--- RECORDS PROVIDED ---

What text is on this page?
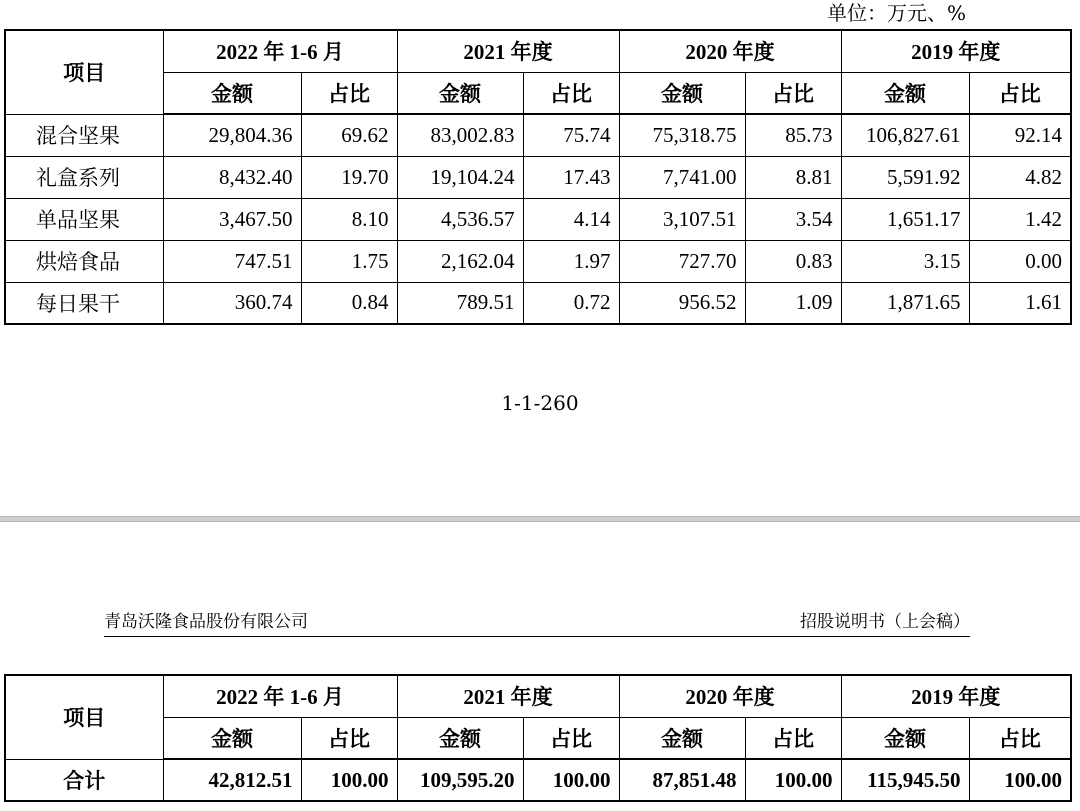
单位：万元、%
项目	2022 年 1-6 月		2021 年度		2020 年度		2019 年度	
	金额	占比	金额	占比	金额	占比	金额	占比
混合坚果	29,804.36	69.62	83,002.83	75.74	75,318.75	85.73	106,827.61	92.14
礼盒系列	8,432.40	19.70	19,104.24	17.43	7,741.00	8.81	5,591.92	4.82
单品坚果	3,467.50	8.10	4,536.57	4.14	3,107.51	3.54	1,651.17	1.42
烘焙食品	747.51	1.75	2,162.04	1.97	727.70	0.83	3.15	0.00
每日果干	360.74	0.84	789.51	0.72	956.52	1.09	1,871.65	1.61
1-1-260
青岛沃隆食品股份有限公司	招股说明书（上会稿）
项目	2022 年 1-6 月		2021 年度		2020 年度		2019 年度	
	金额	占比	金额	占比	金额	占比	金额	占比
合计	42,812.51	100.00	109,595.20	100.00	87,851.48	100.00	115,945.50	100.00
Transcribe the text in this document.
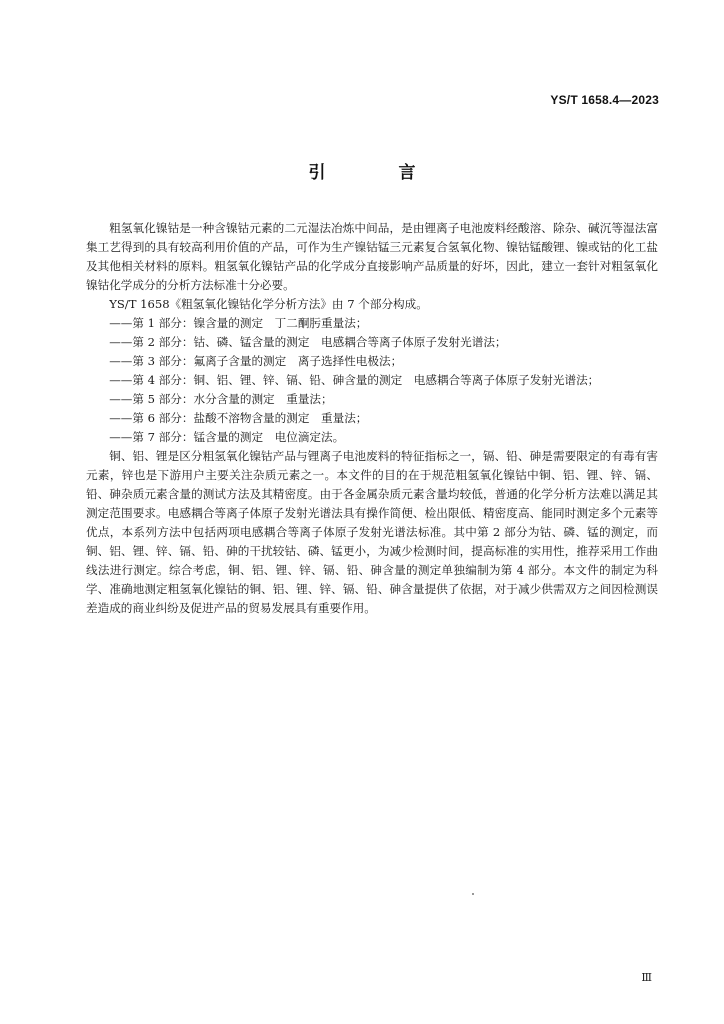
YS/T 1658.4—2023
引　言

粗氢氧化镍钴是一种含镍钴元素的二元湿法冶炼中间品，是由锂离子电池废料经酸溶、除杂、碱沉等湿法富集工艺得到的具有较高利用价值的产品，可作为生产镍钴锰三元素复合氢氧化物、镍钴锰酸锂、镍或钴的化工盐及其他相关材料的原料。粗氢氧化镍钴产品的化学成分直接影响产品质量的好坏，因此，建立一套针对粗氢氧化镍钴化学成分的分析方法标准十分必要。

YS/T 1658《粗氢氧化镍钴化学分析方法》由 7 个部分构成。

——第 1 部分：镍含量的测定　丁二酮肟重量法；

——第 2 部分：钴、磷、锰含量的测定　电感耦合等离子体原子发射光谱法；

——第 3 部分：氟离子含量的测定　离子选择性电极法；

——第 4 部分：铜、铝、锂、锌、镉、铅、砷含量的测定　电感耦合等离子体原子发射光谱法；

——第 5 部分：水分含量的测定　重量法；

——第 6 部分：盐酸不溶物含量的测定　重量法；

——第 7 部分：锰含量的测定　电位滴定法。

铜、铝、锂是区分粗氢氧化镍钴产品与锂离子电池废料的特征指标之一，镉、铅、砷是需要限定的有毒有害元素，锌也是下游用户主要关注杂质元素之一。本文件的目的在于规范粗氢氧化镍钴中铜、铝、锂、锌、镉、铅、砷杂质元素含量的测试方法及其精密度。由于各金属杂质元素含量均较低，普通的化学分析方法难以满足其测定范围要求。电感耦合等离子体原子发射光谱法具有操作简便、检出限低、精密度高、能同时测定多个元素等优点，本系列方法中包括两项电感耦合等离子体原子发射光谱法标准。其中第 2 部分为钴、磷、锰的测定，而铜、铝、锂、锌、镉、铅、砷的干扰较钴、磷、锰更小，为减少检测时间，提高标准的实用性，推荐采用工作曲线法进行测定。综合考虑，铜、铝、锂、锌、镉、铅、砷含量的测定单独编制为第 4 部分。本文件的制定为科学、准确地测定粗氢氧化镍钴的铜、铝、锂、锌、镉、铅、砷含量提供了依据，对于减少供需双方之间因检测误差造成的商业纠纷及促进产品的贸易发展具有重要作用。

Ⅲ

---

• **SHORT PROBLEM**
Restate the data above word for word. Do not include the images.

• **WRITTEN ANSWER**
What text is on this page?
单位：万元、%
项目	2022 年 1-6 月		2021 年度		2020 年度		2019 年度	
	金额	占比	金额	占比	金额	占比	金额	占比
混合坚果	29,804.36	69.62	83,002.83	75.74	75,318.75	85.73	106,827.61	92.14
礼盒系列	8,432.40	19.70	19,104.24	17.43	7,741.00	8.81	5,591.92	4.82
单品坚果	3,467.50	8.10	4,536.57	4.14	3,107.51	3.54	1,651.17	1.42
烘焙食品	747.51	1.75	2,162.04	1.97	727.70	0.83	3.15	0.00
每日果干	360.74	0.84	789.51	0.72	956.52	1.09	1,871.65	1.61
1-1-260
青岛沃隆食品股份有限公司	招股说明书（上会稿）
项目	2022 年 1-6 月		2021 年度		2020 年度		2019 年度	
	金额	占比	金额	占比	金额	占比	金额	占比
合计	42,812.51	100.00	109,595.20	100.00	87,851.48	100.00	115,945.50	100.00
Transcribe the text in this document.
YS/T 1658.4—2023
引　言

粗氢氧化镍钴是一种含镍钴元素的二元湿法冶炼中间品，是由锂离子电池废料经酸溶、除杂、碱沉等湿法富集工艺得到的具有较高利用价值的产品，可作为生产镍钴锰三元素复合氢氧化物、镍钴锰酸锂、镍或钴的化工盐及其他相关材料的原料。粗氢氧化镍钴产品的化学成分直接影响产品质量的好坏，因此，建立一套针对粗氢氧化镍钴化学成分的分析方法标准十分必要。

YS/T 1658《粗氢氧化镍钴化学分析方法》由 7 个部分构成。

——第 1 部分：镍含量的测定　丁二酮肟重量法；

——第 2 部分：钴、磷、锰含量的测定　电感耦合等离子体原子发射光谱法；

——第 3 部分：氟离子含量的测定　离子选择性电极法；

——第 4 部分：铜、铝、锂、锌、镉、铅、砷含量的测定　电感耦合等离子体原子发射光谱法；

——第 5 部分：水分含量的测定　重量法；

——第 6 部分：盐酸不溶物含量的测定　重量法；

——第 7 部分：锰含量的测定　电位滴定法。

铜、铝、锂是区分粗氢氧化镍钴产品与锂离子电池废料的特征指标之一，镉、铅、砷是需要限定的有毒有害元素，锌也是下游用户主要关注杂质元素之一。本文件的目的在于规范粗氢氧化镍钴中铜、铝、锂、锌、镉、铅、砷杂质元素含量的测试方法及其精密度。由于各金属杂质元素含量均较低，普通的化学分析方法难以满足其测定范围要求。电感耦合等离子体原子发射光谱法具有操作简便、检出限低、精密度高、能同时测定多个元素等优点，本系列方法中包括两项电感耦合等离子体原子发射光谱法标准。其中第 2 部分为钴、磷、锰的测定，而铜、铝、锂、锌、镉、铅、砷的干扰较钴、磷、锰更小，为减少检测时间，提高标准的实用性，推荐采用工作曲线法进行测定。综合考虑，铜、铝、锂、锌、镉、铅、砷含量的测定单独编制为第 4 部分。本文件的制定为科学、准确地测定粗氢氧化镍钴的铜、铝、锂、锌、镉、铅、砷含量提供了依据，对于减少供需双方之间因检测误差造成的商业纠纷及促进产品的贸易发展具有重要作用。

Ⅲ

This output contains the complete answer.